TEXTE FOURNI →
——————————
On va chercher ailleurs une identité qui est là, sous nos yeux, délaissée au motif qu’elle chatouille les amortisseurs de nos monstres de métal. Pourtant l’Enfer du Nord génère aussi des légendes.Le ventre géologique du pays s’est creusé au XIXe siècle de carrières phénoménales, canyons d’une industrie mécanique titanesque sous la poussière de laquelle des ouvriers extrayaient, taillaient, épinçaient et triaient ces cubes de pierre qui ont servi de ballast aux navires en partance pour les États-Unis.  Avec les tramways, les aménageurs avaient oublié les pavés, sacrifiés sur l’autel de la modernisation, du confort, de la facilité, du court terme et de la banalisation… On les retrouve aujourd’hui dans les rues de Brooklyn, sous le nom de « Belgian blocks » !
——————————
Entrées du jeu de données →
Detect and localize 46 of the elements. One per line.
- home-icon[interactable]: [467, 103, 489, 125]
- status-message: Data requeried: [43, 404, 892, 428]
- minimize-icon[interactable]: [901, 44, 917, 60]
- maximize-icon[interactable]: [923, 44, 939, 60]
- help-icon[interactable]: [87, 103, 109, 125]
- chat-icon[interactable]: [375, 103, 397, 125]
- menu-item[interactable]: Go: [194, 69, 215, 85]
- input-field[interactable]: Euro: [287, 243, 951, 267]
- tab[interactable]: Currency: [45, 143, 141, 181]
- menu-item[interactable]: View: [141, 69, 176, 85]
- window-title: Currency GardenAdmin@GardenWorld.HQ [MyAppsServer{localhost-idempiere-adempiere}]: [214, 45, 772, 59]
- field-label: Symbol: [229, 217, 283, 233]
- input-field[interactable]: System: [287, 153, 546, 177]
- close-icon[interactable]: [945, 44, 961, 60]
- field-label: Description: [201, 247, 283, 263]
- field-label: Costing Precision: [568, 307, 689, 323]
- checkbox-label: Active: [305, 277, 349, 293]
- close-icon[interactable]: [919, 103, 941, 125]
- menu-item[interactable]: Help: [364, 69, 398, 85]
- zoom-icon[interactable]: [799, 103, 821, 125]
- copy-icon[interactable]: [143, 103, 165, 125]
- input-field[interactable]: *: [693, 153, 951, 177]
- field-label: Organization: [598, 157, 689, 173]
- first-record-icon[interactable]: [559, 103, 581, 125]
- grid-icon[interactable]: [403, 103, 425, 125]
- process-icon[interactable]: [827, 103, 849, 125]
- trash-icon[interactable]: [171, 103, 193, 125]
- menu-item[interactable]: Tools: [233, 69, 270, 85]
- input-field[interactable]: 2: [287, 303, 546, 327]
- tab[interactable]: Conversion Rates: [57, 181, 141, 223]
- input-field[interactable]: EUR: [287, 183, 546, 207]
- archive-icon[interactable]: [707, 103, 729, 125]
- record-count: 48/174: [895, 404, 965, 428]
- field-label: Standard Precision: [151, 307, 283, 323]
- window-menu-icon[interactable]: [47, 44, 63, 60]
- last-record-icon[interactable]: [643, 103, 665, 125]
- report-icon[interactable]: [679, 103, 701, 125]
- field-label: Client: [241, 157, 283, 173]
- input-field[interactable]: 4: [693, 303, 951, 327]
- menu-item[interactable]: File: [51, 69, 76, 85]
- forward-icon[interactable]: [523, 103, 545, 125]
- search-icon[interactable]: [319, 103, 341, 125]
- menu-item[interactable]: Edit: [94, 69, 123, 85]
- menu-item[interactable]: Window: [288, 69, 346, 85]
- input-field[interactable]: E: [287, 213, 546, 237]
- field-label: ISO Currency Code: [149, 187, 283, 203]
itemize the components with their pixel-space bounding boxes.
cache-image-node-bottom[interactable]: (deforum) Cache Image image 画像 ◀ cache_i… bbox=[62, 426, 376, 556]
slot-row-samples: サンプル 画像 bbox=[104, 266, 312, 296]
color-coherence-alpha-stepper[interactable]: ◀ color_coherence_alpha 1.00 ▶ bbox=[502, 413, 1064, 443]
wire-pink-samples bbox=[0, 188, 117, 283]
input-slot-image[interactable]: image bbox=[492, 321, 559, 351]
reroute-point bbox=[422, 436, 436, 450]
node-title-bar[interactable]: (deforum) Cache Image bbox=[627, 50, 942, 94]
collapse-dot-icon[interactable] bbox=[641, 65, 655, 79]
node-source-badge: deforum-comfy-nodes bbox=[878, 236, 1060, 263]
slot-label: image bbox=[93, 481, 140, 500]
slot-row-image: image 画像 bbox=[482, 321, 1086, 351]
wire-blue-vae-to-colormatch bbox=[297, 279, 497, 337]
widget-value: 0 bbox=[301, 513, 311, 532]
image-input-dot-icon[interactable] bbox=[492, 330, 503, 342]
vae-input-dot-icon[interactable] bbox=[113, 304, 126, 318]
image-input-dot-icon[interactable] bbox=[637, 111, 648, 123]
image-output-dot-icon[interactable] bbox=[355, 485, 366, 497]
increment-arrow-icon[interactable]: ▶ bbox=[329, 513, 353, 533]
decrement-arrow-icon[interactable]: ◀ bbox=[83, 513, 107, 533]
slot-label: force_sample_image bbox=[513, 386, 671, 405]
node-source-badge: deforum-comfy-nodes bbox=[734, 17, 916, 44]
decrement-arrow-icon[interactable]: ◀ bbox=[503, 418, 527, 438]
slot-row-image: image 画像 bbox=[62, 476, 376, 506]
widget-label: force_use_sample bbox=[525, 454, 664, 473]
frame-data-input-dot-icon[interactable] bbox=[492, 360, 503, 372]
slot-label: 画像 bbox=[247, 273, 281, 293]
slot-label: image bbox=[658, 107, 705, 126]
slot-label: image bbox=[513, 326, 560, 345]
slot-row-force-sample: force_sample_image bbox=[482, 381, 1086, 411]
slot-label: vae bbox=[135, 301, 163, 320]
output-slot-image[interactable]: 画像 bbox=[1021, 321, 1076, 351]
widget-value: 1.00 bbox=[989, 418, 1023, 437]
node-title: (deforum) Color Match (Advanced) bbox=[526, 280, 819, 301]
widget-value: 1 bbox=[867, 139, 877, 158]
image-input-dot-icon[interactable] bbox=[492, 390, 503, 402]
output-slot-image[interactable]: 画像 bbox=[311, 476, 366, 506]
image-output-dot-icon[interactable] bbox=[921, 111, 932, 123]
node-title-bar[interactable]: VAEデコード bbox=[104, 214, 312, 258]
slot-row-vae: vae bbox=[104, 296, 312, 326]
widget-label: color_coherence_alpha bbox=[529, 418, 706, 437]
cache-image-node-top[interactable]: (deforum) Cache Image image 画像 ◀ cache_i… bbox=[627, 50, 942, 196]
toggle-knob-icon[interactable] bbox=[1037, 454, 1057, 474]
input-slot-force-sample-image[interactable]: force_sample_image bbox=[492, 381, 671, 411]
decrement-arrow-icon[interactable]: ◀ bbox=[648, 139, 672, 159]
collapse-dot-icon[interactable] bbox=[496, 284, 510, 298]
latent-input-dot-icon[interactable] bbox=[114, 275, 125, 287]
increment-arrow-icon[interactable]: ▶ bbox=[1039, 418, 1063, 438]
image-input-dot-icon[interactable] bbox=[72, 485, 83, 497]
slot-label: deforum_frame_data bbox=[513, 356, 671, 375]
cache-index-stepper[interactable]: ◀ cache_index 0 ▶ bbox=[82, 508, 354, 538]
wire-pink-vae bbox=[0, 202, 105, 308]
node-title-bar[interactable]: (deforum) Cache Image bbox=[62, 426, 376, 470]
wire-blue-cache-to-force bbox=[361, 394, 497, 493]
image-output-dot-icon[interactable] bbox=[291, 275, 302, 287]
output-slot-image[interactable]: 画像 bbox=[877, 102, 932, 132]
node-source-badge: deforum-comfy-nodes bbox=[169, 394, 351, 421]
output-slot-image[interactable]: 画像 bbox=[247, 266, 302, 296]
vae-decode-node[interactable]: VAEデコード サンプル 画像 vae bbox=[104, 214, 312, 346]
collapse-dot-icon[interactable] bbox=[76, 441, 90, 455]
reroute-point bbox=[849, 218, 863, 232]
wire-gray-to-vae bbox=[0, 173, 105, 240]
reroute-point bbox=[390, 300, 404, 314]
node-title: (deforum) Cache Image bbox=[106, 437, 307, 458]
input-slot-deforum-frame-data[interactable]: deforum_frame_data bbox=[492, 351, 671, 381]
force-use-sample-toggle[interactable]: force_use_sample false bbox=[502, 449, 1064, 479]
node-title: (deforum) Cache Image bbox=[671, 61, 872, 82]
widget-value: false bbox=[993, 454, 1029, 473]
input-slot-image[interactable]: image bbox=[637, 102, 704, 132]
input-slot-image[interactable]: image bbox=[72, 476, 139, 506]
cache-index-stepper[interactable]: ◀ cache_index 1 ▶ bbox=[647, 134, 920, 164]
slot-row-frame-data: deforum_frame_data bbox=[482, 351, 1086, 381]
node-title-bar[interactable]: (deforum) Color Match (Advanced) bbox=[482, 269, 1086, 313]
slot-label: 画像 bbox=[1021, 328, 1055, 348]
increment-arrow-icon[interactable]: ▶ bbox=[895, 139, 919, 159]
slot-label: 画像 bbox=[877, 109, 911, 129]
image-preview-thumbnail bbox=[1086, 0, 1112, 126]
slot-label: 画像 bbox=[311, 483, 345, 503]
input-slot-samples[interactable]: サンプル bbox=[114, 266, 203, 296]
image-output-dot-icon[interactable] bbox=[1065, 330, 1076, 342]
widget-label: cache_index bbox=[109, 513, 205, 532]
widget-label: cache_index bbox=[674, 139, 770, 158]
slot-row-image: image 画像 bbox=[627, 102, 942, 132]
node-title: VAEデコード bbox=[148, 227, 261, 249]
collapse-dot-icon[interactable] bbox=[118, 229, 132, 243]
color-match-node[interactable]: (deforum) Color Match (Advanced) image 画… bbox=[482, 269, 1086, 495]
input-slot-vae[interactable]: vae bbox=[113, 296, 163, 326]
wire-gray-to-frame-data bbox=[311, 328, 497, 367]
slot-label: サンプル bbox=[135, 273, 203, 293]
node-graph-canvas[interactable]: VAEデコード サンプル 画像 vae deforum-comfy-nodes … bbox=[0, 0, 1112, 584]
——————————
CONSIGNE → Pouvez-vous recopier mot pour mot l'intégralité du texte sur les pavés ? Les enregistrements forment un matériau à part, distinct du texte.

RÉPONSE ATTENDUE →
On va chercher ailleurs une identité qui est là, sous nos yeux, délaissée au motif qu’elle chatouille les amortisseurs de nos monstres de métal. Pourtant l’Enfer du Nord génère aussi des légendes.Le ventre géologique du pays s’est creusé au XIXe siècle de carrières phénoménales, canyons d’une industrie mécanique titanesque sous la poussière de laquelle des ouvriers extrayaient, taillaient, épinçaient et triaient ces cubes de pierre qui ont servi de ballast aux navires en partance pour les États-Unis.  Avec les tramways, les aménageurs avaient oublié les pavés, sacrifiés sur l’autel de la modernisation, du confort, de la facilité, du court terme et de la banalisation… On les retrouve aujourd’hui dans les rues de Brooklyn, sous le nom de « Belgian blocks » !